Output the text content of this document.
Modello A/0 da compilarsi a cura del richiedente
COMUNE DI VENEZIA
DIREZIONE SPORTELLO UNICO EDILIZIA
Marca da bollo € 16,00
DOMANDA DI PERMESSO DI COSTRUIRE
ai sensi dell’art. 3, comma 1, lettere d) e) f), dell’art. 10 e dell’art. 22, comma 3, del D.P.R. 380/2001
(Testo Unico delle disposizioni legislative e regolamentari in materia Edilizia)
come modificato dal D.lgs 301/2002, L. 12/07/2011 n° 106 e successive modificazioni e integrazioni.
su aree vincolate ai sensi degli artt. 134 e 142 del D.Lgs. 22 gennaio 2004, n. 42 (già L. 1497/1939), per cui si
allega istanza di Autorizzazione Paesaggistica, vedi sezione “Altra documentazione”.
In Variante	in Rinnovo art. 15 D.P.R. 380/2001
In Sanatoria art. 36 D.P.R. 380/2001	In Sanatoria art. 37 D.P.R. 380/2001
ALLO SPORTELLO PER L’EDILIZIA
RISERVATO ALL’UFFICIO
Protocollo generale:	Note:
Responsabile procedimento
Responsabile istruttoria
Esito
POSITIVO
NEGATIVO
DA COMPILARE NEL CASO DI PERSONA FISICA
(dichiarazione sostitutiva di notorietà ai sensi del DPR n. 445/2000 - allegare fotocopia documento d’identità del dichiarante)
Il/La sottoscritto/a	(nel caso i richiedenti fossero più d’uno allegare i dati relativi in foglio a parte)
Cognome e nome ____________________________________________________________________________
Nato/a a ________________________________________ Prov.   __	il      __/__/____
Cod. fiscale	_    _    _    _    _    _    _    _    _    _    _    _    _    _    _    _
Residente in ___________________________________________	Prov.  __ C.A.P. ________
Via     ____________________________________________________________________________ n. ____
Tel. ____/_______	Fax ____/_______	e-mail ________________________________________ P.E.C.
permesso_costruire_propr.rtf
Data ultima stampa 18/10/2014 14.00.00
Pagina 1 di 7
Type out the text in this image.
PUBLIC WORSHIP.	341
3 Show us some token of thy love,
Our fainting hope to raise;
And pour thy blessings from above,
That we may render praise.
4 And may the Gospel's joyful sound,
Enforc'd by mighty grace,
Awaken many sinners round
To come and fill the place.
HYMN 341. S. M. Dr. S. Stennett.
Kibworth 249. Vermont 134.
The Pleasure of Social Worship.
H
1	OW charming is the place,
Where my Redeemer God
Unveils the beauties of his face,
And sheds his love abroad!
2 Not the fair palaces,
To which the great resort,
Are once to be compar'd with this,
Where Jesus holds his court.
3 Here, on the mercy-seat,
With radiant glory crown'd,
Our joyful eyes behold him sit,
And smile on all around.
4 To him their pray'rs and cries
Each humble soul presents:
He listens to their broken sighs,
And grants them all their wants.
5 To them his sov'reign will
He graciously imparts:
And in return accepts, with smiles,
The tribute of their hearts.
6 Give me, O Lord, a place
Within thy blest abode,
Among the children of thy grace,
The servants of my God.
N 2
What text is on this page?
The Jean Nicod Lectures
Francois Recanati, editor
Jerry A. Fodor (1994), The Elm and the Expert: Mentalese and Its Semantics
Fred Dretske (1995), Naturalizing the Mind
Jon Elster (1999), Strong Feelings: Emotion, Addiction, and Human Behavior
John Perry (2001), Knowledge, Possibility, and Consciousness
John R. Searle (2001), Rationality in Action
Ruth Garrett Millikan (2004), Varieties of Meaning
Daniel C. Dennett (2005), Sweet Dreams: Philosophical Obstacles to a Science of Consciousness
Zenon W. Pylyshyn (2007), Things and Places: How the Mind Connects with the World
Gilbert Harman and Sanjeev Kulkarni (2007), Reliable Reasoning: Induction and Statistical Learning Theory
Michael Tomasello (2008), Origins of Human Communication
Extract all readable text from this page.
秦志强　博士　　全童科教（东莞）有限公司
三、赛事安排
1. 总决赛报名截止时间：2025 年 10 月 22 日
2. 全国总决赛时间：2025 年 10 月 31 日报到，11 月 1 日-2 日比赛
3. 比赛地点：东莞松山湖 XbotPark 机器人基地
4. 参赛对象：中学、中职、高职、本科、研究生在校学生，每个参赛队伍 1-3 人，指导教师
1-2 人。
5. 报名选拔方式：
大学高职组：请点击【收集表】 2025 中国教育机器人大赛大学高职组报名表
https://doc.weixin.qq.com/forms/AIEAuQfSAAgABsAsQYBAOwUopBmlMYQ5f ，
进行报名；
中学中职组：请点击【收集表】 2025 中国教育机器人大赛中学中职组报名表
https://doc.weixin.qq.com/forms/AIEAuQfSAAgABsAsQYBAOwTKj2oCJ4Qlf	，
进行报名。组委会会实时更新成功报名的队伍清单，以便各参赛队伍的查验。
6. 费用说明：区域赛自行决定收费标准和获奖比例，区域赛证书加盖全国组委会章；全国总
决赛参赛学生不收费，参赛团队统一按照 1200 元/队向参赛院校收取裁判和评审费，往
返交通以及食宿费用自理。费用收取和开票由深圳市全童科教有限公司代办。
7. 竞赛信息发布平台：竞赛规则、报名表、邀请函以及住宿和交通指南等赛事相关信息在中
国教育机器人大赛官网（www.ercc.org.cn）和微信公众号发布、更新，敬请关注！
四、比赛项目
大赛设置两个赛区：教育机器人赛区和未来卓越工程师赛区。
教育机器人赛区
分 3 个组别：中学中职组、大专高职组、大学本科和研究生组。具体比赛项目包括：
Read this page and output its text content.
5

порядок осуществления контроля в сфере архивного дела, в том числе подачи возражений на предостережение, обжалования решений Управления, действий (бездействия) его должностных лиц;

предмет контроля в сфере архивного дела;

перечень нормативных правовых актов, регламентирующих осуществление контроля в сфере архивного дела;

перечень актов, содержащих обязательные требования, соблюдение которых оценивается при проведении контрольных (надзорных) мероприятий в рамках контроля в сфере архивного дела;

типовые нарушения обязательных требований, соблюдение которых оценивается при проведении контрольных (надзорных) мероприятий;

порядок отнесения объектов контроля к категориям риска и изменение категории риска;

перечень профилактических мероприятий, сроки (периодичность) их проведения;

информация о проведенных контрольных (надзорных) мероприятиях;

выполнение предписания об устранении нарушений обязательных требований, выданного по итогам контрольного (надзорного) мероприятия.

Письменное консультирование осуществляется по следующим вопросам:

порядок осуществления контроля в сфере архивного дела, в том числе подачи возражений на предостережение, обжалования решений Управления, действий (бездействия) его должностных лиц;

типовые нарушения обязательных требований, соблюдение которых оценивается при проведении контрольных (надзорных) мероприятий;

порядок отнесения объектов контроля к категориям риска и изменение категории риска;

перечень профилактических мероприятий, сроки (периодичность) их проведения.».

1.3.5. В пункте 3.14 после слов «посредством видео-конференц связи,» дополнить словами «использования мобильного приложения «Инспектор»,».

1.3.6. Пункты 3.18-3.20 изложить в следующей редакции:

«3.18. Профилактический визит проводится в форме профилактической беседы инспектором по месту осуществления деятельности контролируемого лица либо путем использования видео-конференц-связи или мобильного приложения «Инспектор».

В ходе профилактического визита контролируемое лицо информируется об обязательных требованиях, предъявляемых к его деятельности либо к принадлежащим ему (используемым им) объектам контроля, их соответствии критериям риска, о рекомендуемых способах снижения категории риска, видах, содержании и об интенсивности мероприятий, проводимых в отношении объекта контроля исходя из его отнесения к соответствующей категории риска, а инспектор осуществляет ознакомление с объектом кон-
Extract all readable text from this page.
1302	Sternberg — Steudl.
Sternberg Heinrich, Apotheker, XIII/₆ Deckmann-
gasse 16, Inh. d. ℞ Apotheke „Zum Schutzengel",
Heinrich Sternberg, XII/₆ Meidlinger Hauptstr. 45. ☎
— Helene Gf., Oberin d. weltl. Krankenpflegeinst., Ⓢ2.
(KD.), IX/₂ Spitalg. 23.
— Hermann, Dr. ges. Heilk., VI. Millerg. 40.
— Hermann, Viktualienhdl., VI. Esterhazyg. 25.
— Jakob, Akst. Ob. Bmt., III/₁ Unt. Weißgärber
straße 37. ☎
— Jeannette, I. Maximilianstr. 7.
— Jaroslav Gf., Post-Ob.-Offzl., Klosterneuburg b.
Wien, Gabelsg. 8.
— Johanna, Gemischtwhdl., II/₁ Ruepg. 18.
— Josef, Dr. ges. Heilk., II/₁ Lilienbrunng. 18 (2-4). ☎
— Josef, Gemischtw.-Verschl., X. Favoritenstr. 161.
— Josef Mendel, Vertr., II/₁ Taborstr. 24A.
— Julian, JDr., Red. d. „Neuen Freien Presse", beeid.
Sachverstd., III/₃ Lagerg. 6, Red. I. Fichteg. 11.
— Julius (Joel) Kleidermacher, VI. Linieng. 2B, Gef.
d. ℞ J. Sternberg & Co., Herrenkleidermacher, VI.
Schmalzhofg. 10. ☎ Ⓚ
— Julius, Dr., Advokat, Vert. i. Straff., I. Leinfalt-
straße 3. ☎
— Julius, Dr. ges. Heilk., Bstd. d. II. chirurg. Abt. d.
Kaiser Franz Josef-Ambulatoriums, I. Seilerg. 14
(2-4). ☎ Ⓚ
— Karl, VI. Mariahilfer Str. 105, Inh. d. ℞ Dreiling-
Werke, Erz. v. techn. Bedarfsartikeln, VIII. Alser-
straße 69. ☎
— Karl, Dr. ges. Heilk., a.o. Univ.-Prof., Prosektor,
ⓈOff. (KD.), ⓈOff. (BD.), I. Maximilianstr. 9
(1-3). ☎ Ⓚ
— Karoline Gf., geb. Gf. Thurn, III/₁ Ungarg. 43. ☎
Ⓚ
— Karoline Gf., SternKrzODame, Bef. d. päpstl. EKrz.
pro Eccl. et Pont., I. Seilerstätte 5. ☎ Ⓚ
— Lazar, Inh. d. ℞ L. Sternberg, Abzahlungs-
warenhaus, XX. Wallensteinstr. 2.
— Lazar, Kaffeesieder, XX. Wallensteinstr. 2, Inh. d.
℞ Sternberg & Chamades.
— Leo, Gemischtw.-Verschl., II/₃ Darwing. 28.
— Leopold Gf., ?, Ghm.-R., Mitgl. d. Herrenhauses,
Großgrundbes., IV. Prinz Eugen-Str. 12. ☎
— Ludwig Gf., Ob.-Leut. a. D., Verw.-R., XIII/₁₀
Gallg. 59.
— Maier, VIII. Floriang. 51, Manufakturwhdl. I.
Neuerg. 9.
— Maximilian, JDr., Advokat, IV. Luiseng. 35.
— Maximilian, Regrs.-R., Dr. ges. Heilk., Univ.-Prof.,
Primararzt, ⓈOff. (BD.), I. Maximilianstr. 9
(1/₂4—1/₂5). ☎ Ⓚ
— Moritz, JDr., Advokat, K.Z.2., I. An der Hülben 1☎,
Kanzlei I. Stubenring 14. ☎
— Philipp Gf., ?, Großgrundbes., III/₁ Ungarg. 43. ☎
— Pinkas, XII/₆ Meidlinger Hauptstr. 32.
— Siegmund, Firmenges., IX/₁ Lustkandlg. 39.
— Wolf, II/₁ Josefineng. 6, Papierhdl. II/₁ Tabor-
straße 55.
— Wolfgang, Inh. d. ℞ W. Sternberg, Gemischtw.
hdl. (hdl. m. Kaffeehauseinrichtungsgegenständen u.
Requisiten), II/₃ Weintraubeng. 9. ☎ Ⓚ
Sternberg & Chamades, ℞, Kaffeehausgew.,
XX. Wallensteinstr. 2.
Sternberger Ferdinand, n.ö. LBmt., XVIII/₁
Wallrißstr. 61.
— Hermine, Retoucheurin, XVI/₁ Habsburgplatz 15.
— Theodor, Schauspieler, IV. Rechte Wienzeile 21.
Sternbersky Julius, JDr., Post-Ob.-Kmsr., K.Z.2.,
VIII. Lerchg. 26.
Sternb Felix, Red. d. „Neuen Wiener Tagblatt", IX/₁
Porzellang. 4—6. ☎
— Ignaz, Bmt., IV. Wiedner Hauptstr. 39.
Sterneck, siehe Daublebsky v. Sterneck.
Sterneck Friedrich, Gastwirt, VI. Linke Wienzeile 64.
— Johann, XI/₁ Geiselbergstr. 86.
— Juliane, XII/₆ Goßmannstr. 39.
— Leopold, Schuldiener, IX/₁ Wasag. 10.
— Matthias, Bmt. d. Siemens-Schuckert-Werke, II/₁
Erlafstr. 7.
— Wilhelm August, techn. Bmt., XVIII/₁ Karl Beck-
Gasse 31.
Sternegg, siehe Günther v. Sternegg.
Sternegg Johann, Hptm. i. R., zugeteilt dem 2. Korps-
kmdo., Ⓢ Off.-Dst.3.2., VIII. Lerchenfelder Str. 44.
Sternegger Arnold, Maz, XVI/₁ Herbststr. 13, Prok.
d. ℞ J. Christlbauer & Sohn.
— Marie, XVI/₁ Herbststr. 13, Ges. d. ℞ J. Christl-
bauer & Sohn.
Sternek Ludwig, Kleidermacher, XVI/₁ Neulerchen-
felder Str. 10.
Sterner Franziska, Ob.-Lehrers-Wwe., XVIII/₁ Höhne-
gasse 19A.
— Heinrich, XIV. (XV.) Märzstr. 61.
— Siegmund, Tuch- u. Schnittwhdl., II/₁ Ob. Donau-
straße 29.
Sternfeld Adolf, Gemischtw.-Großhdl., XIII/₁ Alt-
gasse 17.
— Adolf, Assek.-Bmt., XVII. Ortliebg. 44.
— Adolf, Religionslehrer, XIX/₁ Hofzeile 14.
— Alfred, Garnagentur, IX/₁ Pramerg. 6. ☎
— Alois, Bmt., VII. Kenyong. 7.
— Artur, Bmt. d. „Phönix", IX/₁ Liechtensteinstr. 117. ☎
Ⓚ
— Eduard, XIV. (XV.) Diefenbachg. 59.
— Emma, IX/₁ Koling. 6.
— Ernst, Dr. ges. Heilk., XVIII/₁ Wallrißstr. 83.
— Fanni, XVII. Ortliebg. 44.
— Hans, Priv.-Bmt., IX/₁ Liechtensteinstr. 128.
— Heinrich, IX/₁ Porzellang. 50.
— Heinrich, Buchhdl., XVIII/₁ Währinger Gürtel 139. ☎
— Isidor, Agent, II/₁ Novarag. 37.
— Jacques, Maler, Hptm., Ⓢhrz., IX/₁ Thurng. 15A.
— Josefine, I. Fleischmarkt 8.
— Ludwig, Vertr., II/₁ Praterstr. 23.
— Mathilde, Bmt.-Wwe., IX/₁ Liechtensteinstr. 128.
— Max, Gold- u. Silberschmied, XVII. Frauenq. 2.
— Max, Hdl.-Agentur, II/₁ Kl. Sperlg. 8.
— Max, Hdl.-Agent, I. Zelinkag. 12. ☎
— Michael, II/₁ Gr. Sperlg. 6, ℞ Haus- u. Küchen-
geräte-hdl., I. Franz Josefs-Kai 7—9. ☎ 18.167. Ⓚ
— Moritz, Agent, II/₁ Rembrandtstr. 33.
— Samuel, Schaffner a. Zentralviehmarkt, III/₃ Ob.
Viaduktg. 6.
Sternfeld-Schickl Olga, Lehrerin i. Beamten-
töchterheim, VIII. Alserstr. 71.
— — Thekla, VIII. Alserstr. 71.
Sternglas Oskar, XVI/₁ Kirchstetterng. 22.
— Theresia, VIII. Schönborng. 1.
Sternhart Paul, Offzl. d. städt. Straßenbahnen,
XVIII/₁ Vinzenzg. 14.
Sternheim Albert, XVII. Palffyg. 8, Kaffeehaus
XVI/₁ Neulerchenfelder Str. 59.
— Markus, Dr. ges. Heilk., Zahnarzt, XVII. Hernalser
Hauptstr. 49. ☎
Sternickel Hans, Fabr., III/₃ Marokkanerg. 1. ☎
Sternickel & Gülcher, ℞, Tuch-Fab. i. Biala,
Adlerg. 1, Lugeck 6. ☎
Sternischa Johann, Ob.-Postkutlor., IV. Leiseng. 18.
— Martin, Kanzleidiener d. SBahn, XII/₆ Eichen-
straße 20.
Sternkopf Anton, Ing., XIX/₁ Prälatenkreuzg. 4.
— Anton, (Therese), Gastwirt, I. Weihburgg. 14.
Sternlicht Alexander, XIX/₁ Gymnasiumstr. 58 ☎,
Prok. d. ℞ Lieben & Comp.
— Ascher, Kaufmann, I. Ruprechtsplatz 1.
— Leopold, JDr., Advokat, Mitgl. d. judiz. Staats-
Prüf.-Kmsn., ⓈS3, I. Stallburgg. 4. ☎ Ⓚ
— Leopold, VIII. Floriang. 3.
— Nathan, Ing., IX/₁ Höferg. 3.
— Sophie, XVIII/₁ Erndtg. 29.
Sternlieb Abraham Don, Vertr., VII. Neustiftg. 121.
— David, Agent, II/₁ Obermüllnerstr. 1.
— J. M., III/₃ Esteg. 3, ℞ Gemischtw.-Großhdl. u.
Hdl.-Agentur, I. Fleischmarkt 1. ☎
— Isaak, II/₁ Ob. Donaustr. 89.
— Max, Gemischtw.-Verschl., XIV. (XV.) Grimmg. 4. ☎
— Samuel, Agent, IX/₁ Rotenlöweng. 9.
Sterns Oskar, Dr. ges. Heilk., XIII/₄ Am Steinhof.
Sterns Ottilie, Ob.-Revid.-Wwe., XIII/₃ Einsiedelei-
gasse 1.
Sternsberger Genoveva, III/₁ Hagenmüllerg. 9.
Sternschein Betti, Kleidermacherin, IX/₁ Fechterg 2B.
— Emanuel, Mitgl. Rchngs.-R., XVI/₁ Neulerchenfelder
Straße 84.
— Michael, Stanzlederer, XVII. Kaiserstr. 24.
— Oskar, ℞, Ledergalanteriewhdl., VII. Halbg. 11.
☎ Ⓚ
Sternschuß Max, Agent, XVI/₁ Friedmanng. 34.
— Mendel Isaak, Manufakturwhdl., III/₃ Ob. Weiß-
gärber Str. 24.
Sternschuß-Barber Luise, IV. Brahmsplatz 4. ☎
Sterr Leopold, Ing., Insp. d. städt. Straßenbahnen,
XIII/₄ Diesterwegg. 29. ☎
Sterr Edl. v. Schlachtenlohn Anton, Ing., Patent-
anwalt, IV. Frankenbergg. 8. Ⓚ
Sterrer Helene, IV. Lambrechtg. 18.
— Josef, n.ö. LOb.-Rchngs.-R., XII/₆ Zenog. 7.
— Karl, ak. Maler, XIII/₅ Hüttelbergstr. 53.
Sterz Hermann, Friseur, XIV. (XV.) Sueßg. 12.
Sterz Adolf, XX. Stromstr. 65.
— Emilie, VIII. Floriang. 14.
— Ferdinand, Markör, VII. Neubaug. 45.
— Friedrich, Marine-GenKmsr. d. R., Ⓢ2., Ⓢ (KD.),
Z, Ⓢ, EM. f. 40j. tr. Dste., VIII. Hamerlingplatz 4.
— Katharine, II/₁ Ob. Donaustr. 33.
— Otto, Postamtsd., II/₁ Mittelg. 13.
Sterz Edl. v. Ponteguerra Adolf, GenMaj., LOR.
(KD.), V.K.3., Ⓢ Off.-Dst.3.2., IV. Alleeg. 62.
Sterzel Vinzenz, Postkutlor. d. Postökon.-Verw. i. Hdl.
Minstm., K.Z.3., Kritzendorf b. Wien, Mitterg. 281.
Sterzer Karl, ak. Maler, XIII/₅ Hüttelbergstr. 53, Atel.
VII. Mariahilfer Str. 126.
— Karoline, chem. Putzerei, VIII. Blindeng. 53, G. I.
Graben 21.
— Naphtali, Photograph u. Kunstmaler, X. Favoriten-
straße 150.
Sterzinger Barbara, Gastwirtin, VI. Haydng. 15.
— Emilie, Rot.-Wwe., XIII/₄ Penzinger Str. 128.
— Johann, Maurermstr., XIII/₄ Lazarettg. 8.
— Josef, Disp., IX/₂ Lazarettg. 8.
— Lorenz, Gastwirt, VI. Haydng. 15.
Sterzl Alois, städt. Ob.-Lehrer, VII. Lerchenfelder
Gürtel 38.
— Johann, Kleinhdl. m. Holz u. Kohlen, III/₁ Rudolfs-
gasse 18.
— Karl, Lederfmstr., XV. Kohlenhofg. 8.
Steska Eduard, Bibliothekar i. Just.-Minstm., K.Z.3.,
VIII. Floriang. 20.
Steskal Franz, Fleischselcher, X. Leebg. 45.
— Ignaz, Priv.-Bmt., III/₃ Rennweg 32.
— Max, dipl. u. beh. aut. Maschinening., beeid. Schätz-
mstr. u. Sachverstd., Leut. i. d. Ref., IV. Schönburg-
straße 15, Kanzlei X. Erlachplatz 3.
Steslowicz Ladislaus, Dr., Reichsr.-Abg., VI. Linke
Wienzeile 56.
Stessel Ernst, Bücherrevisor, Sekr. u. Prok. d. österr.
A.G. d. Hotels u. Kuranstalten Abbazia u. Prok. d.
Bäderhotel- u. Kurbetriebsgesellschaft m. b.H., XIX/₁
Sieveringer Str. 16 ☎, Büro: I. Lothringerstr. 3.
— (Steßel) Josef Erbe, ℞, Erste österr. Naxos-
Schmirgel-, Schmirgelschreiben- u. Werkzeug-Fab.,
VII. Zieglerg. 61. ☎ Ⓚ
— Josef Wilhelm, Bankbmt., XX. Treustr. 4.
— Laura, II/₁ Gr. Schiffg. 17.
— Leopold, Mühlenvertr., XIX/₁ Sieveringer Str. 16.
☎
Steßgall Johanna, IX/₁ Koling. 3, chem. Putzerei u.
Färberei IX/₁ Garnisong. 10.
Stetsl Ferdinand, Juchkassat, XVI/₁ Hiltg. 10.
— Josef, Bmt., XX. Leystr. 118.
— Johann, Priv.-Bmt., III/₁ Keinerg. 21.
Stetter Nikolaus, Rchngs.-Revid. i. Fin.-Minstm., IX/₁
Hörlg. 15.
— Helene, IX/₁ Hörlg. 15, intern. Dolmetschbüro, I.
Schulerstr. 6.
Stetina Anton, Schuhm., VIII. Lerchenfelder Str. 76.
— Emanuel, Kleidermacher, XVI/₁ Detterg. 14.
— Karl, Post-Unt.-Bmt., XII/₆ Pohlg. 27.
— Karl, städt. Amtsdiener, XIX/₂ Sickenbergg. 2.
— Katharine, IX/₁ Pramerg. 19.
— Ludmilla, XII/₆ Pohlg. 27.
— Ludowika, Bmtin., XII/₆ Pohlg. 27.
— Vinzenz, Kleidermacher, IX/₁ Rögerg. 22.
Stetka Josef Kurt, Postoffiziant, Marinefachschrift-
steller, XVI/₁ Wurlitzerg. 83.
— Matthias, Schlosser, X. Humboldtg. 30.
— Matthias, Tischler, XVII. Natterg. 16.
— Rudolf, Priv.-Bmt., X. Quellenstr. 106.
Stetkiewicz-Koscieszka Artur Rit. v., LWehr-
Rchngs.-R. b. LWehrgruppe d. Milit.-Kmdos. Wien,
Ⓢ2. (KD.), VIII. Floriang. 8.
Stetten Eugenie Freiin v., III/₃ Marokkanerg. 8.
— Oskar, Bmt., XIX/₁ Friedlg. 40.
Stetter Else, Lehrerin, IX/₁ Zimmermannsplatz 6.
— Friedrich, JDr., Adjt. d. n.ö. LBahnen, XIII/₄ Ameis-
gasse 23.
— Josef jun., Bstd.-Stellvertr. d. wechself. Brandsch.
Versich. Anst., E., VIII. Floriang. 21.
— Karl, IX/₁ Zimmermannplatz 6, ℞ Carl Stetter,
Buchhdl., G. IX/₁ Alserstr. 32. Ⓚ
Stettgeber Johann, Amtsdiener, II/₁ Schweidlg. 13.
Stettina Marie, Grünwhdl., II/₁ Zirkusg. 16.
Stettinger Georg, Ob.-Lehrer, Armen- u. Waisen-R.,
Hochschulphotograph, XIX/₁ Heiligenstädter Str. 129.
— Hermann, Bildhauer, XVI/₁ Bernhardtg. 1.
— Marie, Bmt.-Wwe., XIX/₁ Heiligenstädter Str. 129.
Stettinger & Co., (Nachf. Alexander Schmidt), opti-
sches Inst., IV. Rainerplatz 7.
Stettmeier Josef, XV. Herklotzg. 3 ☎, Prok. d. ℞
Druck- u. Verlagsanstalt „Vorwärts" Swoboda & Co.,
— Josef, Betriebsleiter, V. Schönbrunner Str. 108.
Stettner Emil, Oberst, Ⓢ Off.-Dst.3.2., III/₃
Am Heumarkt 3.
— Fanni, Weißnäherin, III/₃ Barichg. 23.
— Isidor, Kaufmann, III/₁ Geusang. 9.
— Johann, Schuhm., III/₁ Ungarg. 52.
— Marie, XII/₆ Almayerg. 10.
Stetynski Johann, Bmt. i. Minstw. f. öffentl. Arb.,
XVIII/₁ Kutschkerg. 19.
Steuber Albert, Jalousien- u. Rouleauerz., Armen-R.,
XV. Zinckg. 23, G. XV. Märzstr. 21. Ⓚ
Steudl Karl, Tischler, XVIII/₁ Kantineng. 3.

****************************************

• [EXERCISE INSTRUCTIONS]: Using the records above, pull out each line where the word "them" occurs.

• [ANSWER TO THE TASK]:
And grants them all their wants.
5 To them his sov'reign will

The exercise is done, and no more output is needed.